Texto extraído:
^^^^^^^^

“Los hombres hacen su propia historia, pero no la hacen a su libre arbitrio, bajo circunstancias elegidas por ellos mismos, sino bajo aquellas circunstancias que existen y les han sido legadas por el pasado”. Con esta frase abría Carlos Marx su libro El Dieciocho Brumario de Luis Bonaparte de 1852, un enunciado que ya se ha vuelto famoso, o por lo menos, muy conocido para aquellos que leemos este tipo de literatura.
La idea que quería transmitir el filósofo alemán era, básicamente, que las personas de carne y hueso, con nombre y apellido, tienen la capacidad de incidir en el curso de los acontecimientos históricos pero siempre limitados por el contexto que les tocaba vivir. Por las condiciones económicas, políticas, institucionales y culturales que les impone el presente y que son producto del pasado.
La pandemia global del coronavirus que azota al mundo desde comienzos de marzo de 2020 ha puesto de manifiesto la veracidad de este razonamiento. El surgimiento de un virus desconocido, su propagación a nivel global en tiempo récord y su trágico impacto sanitario y económico son evidentemente condiciones objetivas que se imponen, que nadie ha elegido y que nos toca enfrentar como humanidad.
Frente a este contexto, los países y sus líderes se han visto obligados a responder porque, como escribía hace poco mi colega Irene Alonso en este mismo espacio, “nunca hay más necesidad de un líder que cuando las cosas se ponen feas”. Muchos de ellos han estado a la altura de las circunstancias y, a pesar de las condiciones adversas que enfrentan, han actuado con contundencia. Los ejemplos de Mette Frederiksen en Dinamarca, Angela Merkel en Alemania o Jacinda Ardern en Nueva Zelanda dan cuenta de personas (en este caso, mujeres y no hombres, como decía Marx) de carne y hueso, con nombre y apellido, que están haciendo su propia historia.
Sin embargo, de la misma manera que han sabido sobreponerse a lo que el presente les impone, también han podido construir sobre las condiciones institucionales que le fueron legadas por las generaciones pasadas. Porque la orientación ideológica, el tipo de liderazgo y la forma en que se lo ejerce son claves, sin lugar a dudas. Pero también lo son (tanto, o más) las herramientas políticas y los instrumentos institucionales con los que se cuenta para hacer frente a una crisis de estas características.

^^^^^^^^

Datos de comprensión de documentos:
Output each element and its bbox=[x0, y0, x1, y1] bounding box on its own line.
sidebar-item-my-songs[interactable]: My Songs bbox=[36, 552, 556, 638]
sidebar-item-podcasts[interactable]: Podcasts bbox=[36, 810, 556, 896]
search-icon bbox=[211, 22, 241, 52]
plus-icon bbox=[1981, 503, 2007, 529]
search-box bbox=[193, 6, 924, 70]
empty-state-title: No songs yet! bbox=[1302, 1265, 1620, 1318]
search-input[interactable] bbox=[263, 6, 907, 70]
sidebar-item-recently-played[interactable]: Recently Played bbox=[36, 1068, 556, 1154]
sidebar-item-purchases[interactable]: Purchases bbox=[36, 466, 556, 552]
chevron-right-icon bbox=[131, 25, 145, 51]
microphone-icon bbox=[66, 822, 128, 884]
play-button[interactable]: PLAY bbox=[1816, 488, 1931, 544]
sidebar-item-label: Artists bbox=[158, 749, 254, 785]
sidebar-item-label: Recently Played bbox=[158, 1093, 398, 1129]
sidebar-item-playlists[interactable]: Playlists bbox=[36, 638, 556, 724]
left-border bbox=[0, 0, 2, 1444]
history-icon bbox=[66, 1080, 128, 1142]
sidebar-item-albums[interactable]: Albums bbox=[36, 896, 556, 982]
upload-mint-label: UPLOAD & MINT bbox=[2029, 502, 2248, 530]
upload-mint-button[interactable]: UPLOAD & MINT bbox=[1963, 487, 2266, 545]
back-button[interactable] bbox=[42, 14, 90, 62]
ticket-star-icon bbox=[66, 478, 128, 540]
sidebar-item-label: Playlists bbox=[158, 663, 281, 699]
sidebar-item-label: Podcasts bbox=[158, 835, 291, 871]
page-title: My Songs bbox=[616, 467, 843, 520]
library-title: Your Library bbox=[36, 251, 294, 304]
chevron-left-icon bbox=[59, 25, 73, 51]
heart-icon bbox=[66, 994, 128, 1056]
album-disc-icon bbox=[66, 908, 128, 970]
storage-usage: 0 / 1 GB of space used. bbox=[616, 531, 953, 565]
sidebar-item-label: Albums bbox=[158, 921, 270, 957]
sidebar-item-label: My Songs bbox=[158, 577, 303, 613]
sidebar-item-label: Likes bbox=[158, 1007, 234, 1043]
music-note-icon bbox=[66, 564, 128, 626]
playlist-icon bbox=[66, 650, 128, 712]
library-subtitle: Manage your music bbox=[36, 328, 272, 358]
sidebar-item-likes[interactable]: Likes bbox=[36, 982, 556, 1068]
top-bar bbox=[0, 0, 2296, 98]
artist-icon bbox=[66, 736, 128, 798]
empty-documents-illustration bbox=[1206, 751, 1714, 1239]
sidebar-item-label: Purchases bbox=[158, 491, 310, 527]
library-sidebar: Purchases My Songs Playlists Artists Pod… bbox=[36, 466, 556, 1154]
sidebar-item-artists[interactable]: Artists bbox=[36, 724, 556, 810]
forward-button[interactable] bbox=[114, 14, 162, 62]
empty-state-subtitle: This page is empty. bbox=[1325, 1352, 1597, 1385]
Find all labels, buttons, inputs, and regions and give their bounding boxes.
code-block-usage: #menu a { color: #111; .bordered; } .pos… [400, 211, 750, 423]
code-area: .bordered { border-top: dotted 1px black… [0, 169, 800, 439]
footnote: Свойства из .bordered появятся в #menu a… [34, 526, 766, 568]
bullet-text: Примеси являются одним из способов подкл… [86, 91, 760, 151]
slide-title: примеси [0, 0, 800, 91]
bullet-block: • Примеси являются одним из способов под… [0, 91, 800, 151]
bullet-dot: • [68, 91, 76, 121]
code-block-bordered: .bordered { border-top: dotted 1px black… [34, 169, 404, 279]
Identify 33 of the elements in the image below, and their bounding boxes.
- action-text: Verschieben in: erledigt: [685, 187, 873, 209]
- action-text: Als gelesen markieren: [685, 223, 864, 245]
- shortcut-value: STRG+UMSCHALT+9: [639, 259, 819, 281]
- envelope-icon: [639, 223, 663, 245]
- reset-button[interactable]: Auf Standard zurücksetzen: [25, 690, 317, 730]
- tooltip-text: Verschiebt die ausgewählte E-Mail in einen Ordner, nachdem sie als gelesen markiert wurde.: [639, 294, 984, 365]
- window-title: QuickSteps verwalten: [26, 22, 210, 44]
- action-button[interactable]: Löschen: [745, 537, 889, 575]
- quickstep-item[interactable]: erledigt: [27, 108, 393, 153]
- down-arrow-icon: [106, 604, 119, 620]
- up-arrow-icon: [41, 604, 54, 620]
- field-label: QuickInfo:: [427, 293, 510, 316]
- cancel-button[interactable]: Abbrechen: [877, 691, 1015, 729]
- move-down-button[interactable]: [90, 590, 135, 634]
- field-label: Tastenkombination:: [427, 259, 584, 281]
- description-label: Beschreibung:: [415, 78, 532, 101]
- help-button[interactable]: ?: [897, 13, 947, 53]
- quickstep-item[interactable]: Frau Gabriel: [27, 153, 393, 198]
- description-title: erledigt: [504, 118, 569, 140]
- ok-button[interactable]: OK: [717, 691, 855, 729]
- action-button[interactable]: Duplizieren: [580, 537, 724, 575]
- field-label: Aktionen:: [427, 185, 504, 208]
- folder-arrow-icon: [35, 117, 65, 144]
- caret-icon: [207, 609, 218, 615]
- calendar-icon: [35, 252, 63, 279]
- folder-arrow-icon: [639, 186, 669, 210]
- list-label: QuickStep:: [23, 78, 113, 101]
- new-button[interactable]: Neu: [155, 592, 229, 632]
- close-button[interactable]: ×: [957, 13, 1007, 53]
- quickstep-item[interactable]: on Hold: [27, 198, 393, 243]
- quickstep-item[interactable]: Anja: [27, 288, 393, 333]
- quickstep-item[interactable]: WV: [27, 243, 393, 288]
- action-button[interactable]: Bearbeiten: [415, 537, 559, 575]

^^^^^^^^

Tarea 1: Reproduce sin cambios el fragmento del texto sobre la pandemia y los líderes que empieza con «La pandemia global» y sigue hasta «enfrentar como humanidad.».
Tarea 2: Según el texto sobre la pandemia y los líderes, ¿son ciertas estas afirmaciones? Responde sí o no a cada una y cita las palabras del texto que lo deciden. (a) El libro de Marx que se menciona es de 1852. (b) La pandemia golpea al mundo desde comienzos de enero de 2020. (c) Jacinda Ardern es la líder que se cita para Dinamarca.
Tarea 3: Sigue escribiendo el texto sobre la pandemia y los líderes a partir de donde termina.
Los registros vienen de otra fuente.

Respuesta 1:
La pandemia global del coronavirus que azota al mundo desde comienzos de marzo de 2020 ha puesto de manifiesto la veracidad de este razonamiento. El surgimiento de un virus desconocido, su propagación a nivel global en tiempo récord y su trágico impacto sanitario y económico son evidentemente condiciones objetivas que se imponen, que nadie ha elegido y que nos toca enfrentar como humanidad.

Respuesta 2:
(a) Sí: «El Dieciocho Brumario de Luis Bonaparte de 1852».
(b) No: «desde comienzos de marzo de 2020».
(c) No: «Jacinda Ardern en Nueva Zelanda».

Respuesta 3:
La Canciller alemana es una líder indiscutible y no se ha mantenido al frente de su país durante 15 años por casualidad, pero la eficacia de su respuesta ante la pandemia se debe también a un sistema político y sanitario sólido. La primera ministra de Dinamarca es una joven estrella en ascenso en la escena política danesa, pero la contundencia de sus medidas frente a la COVID-19 habría sido imposible si no contase con uno de los mejores Estados de Bienestar del planeta. El carisma de Jacinda Ardern es innegable, y su capacidad para gestionar una crisis quedó más que demostrada durante los atentados de Christchurch de 2019, pero la efectividad de sus acciones para contener el coronavirus se entiende mejor al tener en cuenta que gobierna uno de los países con mejor índice de desarrollo humano del mundo.
Básicamente, lo que quiero decir con este rodeo es que las instituciones importan y mucho. Ya lo dejaba claro Belén Barreiro en el Thinking Heads Virtual Summit en el que presentamos nuestro informe sobre el futuro post-COVID-19: “La gente no espera que una persona muy inteligente llegue y encuentre la solución, sino que cada institución cumpla con su papel en la sociedad”.
Pensar que únicamente con liderazgos personales excepcionales (como los mencionados anteriormente) sería suficiente superar situaciones de crisis como la que vivimos hoy no solo nos haría dependientes de situaciones extraordinarias (porque este tipo de personas suelen serlo) y de muy difícil repetición, sino que también aumentaría nuestras probabilidades de correr el riesgo de caer en las manos de figuras políticas mediocres y peligrosas.
En el mismo libro que citábamos al abrir este texto, Marx, parafraseando a Hegel, decía que todos los grandes hechos y personajes históricos aparecen dos veces, una vez como tragedia y la otra como farsa. Vivimos hoy la tragedia, de la cual intentamos lentamente recuperarnos. Si no aprendemos, con esta terrible experiencia, que nuestras instituciones políticas, sociales y sanitarias también importan y que, por ello, debemos fortalecerlas, estaremos indefectiblemente condenados a la farsa.